(Extracted data entries)
* * * *

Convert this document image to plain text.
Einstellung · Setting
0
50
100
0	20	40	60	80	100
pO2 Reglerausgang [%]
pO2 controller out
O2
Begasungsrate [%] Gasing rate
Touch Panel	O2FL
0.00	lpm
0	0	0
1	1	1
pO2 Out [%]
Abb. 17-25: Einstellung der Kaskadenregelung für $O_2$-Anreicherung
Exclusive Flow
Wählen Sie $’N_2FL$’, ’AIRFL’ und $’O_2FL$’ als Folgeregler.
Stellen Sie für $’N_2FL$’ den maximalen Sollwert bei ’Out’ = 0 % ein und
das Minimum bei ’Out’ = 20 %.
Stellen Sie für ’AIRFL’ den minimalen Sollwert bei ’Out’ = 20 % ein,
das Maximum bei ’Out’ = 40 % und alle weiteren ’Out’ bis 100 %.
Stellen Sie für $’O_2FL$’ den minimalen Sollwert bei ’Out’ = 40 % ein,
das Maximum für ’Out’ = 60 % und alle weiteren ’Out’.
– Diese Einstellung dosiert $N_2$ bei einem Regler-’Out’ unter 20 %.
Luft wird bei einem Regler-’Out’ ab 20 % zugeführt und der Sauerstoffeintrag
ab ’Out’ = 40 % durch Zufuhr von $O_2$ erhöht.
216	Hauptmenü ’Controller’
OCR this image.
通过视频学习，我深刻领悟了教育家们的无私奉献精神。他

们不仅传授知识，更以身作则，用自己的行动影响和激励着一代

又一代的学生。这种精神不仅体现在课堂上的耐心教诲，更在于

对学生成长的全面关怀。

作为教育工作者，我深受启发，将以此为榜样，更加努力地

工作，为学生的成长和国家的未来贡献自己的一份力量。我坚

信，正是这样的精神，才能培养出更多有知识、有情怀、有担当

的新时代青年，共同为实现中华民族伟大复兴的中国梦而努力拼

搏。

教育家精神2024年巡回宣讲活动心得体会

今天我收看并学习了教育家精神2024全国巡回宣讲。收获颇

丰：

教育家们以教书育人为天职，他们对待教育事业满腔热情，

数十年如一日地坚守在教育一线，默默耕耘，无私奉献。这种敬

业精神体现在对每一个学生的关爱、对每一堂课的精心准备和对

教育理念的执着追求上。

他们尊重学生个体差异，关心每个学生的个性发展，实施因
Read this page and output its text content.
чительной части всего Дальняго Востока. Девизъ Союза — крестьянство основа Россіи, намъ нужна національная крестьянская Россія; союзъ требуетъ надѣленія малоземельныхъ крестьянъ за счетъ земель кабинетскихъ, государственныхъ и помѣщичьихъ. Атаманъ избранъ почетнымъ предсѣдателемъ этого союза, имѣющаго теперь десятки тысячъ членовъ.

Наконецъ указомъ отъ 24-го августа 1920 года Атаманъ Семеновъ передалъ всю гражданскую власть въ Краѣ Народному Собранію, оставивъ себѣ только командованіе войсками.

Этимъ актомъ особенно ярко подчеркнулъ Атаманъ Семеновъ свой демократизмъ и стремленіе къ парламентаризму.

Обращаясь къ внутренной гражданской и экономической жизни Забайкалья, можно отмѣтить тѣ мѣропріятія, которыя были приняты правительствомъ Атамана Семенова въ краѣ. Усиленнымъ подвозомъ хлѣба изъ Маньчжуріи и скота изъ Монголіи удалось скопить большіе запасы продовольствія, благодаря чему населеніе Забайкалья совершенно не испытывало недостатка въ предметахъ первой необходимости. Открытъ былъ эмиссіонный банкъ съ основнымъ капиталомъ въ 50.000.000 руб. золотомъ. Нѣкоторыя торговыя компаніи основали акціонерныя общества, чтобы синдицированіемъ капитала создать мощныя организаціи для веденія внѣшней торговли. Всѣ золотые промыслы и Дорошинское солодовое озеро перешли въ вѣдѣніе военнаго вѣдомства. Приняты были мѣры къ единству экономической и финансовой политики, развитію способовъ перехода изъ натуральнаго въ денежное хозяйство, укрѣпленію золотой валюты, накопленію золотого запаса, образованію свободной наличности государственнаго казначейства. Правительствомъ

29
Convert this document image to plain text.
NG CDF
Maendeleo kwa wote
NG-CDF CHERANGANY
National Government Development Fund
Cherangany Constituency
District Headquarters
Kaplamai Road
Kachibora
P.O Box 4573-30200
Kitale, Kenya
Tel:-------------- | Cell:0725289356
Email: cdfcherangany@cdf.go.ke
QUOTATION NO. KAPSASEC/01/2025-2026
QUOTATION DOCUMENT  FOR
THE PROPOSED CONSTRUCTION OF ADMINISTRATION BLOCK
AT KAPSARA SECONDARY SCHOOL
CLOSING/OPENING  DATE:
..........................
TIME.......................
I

* * * *

#### PROBLEM DESCRIPTION
Copy every line of the entries above in which "Атаманъ" occurs.

#### THE RESULT
чительной части всего Дальняго Востока. Девизъ Союза — крестьянство основа Россіи, намъ нужна національная крестьянская Россія; союзъ требуетъ надѣленія малоземельныхъ крестьянъ за счетъ земель кабинетскихъ, государственныхъ и помѣщичьихъ. Атаманъ избранъ почетнымъ предсѣдателемъ этого союза, имѣющаго теперь десятки тысячъ членовъ.
Наконецъ указомъ отъ 24-го августа 1920 года Атаманъ Семеновъ передалъ всю гражданскую власть въ Краѣ Народному Собранію, оставивъ себѣ только командованіе войсками.
Этимъ актомъ особенно ярко подчеркнулъ Атаманъ Семеновъ свой демократизмъ и стремленіе къ парламентаризму.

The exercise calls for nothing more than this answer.